### GIVEN TEXT
☆ ☆ ☆ ☆ ☆

Allison Henderson <allison.henderson@xxxxxxxxxx> · Wed, 11 Jan 2023 01:25:12 +0000

On Fri, 2022-12-30 at 14:10 -0800, Darrick J. Wong wrote:
> From: Darrick J. Wong <djwong@xxxxxxxxxx>
> 
> Start the second chapter of the online fsck design documentation.
> This covers the general theory underlying how online fsck works.
> 
> Signed-off-by: Darrick J. Wong <djwong@xxxxxxxxxx>
> ---
>  .../filesystems/xfs-online-fsck-design.rst         |  366
> ++++++++++++++++++++
>  1 file changed, 366 insertions(+)
> 
> 
> diff --git a/Documentation/filesystems/xfs-online-fsck-design.rst
> b/Documentation/filesystems/xfs-online-fsck-design.rst
> index 25717ebb5f80..a03a7b9f0250 100644
> --- a/Documentation/filesystems/xfs-online-fsck-design.rst
> +++ b/Documentation/filesystems/xfs-online-fsck-design.rst
> @@ -197,3 +197,369 @@ metadata to enable targeted checking and repair
> operations while the system
>  is running.
>  This capability will be coupled to automatic system management so
> that
>  autonomous self-healing of XFS maximizes service availability.
> +
> +2. Theory of Operation
> +======================
> +
> +Because it is necessary for online fsck to lock and scan live
> metadata objects,
> +online fsck consists of three separate code components.
> +The first is the userspace driver program ``xfs_scrub``, which is
> responsible
> +for identifying individual metadata items, scheduling work items for
> them,
> +reacting to the outcomes appropriately, and reporting results to the
> system
> +administrator.
> +The second and third are in the kernel, which implements functions
> to check
> +and repair each type of online fsck work item.

☆ ☆ ☆ ☆ ☆

### YOUR TASK
Continue the excerpt on the XFS online fsck design document from the point where it stops.

☆ ☆ ☆ ☆ ☆

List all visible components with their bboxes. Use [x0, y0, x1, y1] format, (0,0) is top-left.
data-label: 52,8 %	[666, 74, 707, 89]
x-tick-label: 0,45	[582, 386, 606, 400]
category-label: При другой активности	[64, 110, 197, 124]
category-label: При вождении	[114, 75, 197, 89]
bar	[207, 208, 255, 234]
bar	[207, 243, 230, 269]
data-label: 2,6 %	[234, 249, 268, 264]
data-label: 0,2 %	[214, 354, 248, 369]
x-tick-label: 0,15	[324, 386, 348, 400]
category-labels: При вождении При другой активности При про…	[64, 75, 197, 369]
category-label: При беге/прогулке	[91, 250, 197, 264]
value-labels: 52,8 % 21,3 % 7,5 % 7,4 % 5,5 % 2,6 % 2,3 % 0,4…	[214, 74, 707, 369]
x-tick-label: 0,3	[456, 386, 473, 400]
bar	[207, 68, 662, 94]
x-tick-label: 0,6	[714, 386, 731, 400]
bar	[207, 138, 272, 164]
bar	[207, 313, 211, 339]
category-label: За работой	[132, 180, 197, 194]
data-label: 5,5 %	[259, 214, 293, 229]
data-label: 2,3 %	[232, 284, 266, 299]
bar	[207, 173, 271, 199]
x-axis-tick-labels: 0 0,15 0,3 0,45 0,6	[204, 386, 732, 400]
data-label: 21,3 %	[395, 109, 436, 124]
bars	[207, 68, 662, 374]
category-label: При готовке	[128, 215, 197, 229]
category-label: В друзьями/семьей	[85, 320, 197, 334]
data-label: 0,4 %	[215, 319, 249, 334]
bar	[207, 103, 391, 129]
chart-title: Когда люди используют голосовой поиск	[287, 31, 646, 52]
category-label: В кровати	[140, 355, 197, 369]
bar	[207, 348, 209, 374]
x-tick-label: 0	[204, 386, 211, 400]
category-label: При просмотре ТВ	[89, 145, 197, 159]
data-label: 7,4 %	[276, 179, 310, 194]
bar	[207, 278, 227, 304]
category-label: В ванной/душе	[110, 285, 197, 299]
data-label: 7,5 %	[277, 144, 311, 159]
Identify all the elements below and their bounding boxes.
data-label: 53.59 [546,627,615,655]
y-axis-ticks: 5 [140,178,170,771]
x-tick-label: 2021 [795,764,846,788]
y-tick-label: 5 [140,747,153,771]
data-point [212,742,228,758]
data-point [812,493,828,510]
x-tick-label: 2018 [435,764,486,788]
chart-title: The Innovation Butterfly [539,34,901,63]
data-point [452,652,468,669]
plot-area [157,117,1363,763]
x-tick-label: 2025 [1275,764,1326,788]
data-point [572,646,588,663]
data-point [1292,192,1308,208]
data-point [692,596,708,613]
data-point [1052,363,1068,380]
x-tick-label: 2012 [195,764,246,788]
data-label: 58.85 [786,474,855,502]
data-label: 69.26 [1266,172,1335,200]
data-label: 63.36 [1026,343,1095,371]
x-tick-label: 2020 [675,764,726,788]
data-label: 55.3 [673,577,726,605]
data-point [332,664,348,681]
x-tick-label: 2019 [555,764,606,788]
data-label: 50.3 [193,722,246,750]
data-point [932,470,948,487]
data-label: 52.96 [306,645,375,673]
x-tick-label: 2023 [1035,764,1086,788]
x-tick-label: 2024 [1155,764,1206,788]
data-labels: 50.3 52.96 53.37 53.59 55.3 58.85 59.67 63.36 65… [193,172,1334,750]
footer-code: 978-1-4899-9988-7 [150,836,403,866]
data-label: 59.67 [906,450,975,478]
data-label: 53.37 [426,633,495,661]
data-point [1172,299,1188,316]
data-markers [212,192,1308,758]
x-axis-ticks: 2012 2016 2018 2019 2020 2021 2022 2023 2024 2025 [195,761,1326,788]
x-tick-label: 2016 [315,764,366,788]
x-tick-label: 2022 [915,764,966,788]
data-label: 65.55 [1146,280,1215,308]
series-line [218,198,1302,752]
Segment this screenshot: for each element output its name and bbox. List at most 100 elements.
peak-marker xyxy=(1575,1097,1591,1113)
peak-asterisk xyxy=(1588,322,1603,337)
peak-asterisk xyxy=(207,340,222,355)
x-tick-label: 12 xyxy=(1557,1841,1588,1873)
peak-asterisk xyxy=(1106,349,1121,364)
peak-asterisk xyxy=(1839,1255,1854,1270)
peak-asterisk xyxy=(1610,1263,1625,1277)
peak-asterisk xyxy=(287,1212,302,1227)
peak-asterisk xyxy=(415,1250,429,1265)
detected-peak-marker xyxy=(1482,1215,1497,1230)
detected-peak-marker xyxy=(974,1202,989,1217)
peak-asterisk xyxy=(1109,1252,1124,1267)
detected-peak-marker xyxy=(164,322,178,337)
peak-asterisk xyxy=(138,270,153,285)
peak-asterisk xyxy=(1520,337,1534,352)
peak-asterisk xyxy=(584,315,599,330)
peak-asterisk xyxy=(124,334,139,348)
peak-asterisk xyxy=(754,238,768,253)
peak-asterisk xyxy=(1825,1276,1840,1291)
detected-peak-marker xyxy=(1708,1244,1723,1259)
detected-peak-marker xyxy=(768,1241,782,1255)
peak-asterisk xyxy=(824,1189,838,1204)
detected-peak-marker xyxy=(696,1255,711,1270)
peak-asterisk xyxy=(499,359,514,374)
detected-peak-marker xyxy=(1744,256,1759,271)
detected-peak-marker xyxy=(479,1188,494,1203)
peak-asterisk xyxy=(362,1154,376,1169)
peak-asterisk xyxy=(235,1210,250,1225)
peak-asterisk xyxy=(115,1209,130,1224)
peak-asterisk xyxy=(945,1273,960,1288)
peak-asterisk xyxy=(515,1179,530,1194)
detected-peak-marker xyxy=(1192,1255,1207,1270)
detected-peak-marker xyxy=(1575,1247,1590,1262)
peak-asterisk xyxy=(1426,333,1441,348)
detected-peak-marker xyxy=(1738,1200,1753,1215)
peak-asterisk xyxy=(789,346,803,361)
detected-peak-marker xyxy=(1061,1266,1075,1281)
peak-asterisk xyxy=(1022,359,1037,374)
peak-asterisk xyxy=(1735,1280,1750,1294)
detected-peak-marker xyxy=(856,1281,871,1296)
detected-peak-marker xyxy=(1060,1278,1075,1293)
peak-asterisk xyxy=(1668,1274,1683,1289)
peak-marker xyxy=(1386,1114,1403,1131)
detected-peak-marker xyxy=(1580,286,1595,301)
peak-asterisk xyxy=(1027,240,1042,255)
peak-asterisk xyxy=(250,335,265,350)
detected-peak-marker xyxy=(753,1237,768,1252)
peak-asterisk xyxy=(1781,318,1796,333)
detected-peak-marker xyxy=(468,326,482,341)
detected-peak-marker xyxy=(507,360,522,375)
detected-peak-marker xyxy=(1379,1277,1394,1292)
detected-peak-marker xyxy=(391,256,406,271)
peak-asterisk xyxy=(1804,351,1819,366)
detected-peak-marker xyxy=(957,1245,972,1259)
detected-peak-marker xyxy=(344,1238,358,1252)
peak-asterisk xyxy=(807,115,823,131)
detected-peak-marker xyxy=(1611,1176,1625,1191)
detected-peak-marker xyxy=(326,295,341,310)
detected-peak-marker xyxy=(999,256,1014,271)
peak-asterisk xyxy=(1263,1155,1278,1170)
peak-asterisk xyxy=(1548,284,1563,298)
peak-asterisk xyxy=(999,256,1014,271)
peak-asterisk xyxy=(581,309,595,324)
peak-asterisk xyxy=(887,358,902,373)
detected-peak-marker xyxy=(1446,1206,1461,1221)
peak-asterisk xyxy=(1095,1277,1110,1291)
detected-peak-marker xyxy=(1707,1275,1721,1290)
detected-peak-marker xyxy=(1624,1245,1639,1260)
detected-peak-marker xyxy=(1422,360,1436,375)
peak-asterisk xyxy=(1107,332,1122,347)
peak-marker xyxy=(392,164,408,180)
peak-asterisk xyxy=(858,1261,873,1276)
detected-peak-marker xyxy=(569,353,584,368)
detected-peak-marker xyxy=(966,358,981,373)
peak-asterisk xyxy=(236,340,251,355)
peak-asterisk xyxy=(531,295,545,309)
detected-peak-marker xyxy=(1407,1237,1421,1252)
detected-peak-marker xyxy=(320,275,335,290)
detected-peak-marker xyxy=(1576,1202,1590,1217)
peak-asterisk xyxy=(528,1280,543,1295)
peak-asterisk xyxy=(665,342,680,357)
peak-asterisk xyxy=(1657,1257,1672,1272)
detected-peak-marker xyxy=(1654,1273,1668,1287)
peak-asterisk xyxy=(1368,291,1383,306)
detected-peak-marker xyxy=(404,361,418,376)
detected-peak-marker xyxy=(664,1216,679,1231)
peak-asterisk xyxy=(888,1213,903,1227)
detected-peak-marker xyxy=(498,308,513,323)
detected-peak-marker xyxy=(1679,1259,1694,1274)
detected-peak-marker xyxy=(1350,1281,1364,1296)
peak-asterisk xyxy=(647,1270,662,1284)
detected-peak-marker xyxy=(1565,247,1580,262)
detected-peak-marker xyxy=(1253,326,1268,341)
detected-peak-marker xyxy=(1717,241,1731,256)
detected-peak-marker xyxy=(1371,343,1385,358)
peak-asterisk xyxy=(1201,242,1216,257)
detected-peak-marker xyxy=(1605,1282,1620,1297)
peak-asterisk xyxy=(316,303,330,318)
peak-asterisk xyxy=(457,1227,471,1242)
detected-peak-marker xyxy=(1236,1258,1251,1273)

☆ ☆ ☆ ☆ ☆

### ANSWER BELOW
> +
> ++------------------------------------------------------------------+
> +| **Note**:                                                        |
> ++------------------------------------------------------------------+
> +| For brevity, this document shortens the phrase "online fsck work |
> +| item" to "scrub item".                                           |
> ++------------------------------------------------------------------+
> +
> +Scrub item types are delineated in a manner consistent with the Unix
> design
> +philosophy, which is to say that each item should handle one aspect
> of a
> +metadata structure, and handle it well.
> +
> +Scope
> +-----
> +
> +In principle, online fsck should be able to check and to repair
> everything that
> +the offline fsck program can handle.
> +However, the adjective *online* brings with it the limitation that
> online fsck
> +cannot deal with anything that prevents the filesystem from going on
> line, i.e.
> +mounting.
Are there really any other operations that do that other than mount?  I
think this reads cleaner:

By definition, online fsck can only check and repair an online
filesystem.  It cannot check mounting operations which start from an
offline state.

> +This limitation means that maintenance of the offline fsck tool will
> continue.
> +A second limitation of online fsck is that it must follow the same
> resource
> +sharing and lock acquisition rules as the regular filesystem.
> +This means that scrub cannot take *any* shortcuts to save time,
> because doing
> +so could lead to concurrency problems.
> +In other words, online fsck will never be able to fix 100% of the
> +inconsistencies that offline fsck can repair, 
Hmm, what inconsistencies cannot repaired as a result of the "no
shortcut" rule?  I'm all for keeping things short and to the point, but
since this section is about scope, I'd give it at least a brief bullet
list

> and a complete run of online fsck
> +may take longer.
> +However, both of these limitations are acceptable tradeoffs to
> satisfy the
> +different motivations of online fsck, which are to **minimize system
> downtime**
> +and to **increase predictability of operation**.
> +
> +.. _scrubphases:
> +
> +Phases of Work
> +--------------
> +
> +The userspace driver program ``xfs_scrub`` splits the work of
> checking and
> +repairing an entire filesystem into seven phases.
> +Each phase concentrates on checking specific types of scrub items
> and depends
> +on the success of all previous phases.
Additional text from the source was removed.